• [Stated goal] Within the records that follow, find every line containing the string "JSON". Copy those lines.

• [Entries provided]
========================

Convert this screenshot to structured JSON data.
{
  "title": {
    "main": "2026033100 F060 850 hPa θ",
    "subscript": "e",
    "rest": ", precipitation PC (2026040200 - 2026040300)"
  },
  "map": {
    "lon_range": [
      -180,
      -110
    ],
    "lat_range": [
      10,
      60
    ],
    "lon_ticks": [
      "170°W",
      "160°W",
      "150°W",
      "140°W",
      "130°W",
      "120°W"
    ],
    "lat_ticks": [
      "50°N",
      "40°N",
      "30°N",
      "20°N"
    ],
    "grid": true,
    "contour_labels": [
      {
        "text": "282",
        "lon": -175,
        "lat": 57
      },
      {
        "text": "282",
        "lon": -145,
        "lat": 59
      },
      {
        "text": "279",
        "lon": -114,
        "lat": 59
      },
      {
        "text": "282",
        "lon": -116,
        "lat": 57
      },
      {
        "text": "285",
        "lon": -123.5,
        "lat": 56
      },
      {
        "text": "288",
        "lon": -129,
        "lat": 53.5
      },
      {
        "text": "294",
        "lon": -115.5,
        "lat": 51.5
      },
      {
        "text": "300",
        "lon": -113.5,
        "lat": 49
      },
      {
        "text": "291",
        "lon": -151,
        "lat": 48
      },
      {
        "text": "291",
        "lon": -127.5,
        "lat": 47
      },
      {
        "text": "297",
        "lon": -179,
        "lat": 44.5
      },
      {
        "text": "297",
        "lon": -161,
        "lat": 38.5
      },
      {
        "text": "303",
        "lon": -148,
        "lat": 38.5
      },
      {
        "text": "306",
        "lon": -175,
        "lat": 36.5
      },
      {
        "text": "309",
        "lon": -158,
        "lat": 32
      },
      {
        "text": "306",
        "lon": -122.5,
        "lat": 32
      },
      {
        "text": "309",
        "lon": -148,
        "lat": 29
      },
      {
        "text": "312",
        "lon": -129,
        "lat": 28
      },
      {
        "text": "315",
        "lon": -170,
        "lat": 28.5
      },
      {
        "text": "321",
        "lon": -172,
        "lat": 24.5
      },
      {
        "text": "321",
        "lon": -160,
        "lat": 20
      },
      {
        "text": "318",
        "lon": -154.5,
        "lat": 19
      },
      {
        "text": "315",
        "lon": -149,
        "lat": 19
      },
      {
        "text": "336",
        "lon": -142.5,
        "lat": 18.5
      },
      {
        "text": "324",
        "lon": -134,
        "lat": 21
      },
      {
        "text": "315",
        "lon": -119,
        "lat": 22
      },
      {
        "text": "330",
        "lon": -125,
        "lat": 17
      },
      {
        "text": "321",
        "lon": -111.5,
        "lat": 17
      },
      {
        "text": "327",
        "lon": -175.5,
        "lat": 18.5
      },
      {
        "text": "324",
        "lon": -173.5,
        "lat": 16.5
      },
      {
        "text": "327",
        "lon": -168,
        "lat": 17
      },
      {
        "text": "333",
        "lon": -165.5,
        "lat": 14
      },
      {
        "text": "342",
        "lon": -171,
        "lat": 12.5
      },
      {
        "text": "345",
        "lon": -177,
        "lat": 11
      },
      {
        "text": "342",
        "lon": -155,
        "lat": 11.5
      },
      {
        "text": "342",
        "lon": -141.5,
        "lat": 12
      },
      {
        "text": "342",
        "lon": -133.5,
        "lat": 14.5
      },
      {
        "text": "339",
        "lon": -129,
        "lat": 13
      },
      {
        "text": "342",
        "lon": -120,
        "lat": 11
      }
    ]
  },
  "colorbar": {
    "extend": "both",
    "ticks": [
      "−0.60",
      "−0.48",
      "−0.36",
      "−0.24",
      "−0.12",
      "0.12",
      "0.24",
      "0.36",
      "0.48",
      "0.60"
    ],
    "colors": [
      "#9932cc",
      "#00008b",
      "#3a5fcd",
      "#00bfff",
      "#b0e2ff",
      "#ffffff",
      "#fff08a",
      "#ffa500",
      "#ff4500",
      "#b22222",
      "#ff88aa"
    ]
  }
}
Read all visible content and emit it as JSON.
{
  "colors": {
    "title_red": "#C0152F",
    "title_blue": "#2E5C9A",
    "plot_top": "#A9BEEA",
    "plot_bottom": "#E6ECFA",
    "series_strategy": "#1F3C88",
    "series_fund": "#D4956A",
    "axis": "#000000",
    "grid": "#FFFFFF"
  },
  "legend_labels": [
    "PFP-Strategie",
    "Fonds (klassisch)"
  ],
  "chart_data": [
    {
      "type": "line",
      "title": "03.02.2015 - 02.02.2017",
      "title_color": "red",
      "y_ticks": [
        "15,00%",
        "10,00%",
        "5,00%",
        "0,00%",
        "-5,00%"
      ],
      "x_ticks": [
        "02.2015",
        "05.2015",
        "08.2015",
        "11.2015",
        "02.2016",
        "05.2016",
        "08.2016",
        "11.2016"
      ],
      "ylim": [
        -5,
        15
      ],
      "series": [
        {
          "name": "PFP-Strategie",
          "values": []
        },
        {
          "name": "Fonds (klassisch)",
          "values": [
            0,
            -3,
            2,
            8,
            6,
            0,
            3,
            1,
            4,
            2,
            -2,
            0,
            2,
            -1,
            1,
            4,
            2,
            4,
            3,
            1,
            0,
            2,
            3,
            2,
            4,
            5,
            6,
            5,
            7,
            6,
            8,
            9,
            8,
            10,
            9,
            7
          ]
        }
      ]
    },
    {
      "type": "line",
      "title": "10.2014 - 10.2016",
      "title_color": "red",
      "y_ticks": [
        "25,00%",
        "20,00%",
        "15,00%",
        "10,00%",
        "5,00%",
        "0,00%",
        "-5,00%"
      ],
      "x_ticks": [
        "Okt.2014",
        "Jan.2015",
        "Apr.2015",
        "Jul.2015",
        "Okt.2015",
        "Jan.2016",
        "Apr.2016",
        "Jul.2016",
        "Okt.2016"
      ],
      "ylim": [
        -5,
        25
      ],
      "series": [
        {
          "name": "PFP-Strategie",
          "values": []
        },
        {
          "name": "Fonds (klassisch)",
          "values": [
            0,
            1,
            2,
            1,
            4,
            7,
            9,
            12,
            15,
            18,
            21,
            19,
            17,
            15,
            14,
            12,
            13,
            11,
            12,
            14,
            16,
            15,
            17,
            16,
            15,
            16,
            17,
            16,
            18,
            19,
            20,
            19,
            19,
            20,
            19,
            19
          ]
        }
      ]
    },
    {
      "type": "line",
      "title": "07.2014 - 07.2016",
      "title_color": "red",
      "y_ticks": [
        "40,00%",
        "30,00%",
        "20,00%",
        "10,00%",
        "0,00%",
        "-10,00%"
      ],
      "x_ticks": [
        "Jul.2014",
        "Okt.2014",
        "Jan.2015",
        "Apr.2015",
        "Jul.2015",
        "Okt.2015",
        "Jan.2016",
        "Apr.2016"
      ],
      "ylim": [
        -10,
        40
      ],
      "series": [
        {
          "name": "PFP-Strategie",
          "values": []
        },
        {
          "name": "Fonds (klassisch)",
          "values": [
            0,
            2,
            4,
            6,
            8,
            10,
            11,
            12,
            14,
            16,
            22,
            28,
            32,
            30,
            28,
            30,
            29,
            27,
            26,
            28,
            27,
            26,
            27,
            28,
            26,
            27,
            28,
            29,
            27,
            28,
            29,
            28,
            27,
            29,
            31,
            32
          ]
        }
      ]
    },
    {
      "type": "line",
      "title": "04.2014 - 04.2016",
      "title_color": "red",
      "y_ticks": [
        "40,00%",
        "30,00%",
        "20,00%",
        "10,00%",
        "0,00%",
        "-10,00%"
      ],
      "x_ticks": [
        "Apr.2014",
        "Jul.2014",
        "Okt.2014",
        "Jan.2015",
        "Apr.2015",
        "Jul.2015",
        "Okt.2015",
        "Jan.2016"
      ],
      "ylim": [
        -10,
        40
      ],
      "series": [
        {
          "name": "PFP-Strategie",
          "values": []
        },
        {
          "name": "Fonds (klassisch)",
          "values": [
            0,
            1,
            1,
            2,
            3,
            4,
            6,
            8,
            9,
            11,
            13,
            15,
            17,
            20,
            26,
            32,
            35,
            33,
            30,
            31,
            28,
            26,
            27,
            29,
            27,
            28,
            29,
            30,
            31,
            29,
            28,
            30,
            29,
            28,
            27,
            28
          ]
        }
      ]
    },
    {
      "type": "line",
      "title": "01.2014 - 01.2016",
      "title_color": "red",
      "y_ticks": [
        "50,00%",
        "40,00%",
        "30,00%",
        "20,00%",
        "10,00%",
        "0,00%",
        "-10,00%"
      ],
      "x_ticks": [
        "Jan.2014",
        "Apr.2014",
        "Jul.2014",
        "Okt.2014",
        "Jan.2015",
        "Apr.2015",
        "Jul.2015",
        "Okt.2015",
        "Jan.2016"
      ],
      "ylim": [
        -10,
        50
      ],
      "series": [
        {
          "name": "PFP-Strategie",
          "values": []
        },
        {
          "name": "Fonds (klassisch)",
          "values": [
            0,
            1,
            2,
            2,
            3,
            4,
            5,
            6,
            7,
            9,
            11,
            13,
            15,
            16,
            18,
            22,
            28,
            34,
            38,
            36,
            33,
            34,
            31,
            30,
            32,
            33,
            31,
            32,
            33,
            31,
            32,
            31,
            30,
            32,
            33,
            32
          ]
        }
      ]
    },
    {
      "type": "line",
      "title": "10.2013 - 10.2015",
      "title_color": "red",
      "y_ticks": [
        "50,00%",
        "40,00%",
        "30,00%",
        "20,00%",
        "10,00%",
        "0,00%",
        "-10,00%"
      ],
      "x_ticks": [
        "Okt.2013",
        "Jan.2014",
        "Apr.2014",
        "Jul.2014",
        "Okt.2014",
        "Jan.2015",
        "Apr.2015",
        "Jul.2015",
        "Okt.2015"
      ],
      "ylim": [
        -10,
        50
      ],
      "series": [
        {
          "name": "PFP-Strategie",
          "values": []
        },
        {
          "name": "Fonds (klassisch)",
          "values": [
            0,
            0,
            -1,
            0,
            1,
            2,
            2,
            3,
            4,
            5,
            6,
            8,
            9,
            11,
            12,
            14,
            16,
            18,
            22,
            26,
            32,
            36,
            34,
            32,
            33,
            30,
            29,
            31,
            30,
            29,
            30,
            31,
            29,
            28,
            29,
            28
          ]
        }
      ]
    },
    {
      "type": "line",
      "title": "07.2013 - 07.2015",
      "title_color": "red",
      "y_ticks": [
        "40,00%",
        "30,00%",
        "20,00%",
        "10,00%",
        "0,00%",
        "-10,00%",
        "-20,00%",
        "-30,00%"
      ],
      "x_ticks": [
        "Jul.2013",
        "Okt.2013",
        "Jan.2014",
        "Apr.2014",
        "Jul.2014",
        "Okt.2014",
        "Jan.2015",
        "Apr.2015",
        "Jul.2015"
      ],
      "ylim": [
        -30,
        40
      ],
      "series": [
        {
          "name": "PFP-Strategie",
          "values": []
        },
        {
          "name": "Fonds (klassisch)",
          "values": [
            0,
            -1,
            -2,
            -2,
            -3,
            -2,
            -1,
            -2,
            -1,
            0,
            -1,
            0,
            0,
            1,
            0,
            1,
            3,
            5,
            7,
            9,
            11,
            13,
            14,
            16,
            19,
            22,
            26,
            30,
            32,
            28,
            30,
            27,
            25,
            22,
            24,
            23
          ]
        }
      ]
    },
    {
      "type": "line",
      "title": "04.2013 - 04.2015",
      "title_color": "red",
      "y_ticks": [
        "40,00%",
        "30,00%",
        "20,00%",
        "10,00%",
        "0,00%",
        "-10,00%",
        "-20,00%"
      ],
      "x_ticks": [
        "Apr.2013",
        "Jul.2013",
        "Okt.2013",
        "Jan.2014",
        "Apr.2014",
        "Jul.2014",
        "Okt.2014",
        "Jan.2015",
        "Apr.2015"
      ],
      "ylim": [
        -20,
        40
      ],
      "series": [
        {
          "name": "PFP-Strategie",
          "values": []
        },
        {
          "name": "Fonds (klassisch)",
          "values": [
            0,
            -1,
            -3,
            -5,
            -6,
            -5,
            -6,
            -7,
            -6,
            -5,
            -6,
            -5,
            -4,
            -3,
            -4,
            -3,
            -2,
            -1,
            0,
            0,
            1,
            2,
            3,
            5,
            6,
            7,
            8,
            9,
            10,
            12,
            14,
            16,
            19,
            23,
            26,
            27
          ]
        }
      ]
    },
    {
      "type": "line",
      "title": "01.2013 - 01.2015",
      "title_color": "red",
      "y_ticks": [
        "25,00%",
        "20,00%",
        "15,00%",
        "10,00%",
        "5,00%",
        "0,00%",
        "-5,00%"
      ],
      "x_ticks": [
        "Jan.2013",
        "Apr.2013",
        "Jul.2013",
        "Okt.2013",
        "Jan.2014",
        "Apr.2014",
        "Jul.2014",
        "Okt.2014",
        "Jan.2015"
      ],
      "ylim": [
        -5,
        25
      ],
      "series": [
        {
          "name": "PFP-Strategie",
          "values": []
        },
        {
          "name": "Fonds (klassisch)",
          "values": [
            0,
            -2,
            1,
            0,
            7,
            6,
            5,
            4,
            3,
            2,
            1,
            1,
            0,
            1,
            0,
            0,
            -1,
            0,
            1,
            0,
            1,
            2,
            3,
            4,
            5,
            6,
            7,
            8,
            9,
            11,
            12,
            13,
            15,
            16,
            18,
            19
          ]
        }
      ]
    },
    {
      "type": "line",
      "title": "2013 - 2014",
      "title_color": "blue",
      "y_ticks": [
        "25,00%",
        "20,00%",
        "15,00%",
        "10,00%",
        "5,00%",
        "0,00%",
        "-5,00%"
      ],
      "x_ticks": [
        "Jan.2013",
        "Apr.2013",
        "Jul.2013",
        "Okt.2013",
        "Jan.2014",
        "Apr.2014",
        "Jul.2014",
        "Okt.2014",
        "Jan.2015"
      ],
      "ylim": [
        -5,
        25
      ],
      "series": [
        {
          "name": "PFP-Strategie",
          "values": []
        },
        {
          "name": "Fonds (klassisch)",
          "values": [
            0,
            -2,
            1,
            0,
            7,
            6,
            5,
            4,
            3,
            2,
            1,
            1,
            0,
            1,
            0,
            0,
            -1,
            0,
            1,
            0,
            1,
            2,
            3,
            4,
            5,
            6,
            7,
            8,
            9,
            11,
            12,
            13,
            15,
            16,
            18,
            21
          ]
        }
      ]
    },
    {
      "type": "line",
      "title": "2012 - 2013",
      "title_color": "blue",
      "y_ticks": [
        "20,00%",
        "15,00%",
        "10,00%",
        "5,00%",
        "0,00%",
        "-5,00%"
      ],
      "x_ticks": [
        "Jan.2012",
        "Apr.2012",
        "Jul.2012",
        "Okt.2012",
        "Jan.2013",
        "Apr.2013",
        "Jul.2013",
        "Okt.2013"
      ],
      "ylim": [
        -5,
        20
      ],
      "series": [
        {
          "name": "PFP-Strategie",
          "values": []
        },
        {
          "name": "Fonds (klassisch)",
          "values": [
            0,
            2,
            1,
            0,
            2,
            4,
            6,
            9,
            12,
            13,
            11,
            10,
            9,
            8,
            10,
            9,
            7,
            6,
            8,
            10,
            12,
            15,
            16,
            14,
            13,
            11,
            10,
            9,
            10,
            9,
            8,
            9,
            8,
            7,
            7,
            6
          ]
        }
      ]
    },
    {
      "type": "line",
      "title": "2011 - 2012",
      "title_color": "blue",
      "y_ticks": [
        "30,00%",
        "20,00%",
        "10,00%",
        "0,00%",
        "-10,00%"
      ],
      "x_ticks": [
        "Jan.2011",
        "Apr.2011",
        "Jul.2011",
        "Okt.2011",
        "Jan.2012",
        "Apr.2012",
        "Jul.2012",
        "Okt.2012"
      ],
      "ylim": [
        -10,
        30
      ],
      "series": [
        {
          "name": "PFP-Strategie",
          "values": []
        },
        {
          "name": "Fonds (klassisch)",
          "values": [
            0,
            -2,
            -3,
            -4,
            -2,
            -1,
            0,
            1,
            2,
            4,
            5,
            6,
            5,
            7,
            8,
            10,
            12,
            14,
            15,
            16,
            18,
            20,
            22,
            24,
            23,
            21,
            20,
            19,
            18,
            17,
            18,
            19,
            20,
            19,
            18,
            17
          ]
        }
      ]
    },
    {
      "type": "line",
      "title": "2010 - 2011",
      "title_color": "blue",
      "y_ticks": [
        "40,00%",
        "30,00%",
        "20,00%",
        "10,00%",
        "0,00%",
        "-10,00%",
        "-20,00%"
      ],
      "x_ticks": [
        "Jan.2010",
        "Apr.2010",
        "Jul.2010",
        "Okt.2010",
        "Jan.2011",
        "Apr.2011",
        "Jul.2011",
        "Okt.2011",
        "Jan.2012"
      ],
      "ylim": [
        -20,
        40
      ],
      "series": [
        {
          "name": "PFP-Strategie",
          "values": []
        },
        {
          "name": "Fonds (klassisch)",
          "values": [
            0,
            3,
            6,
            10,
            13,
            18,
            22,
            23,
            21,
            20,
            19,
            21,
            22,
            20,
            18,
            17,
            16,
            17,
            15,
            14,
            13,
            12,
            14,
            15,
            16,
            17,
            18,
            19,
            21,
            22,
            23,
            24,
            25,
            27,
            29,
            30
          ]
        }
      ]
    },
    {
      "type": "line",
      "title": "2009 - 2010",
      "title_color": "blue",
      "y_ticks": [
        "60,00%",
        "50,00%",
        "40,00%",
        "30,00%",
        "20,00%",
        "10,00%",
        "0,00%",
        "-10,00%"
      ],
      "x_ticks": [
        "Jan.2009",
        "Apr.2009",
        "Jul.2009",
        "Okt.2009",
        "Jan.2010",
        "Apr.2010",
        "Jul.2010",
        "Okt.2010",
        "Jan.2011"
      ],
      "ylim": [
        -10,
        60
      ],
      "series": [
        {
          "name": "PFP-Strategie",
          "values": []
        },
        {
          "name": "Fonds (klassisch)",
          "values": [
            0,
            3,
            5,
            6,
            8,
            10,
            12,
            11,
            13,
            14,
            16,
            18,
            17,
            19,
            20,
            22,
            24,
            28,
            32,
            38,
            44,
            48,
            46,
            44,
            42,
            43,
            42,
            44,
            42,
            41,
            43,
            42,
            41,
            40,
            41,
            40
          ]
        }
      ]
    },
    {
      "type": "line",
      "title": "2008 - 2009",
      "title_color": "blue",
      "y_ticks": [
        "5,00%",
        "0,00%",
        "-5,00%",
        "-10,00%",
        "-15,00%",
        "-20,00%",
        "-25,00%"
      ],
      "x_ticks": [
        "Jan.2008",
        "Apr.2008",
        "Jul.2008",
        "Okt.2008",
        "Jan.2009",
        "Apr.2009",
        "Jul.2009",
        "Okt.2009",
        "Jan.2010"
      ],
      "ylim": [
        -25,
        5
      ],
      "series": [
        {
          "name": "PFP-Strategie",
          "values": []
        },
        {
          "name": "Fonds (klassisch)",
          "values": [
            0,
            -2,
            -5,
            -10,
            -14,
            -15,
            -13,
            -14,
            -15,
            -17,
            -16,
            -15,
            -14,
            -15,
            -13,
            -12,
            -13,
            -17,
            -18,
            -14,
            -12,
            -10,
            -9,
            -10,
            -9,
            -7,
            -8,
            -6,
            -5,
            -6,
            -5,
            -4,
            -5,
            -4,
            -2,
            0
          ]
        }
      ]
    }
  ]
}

========================

• [Exercise answer]
Convert this screenshot to structured JSON data.
Read all visible content and emit it as JSON.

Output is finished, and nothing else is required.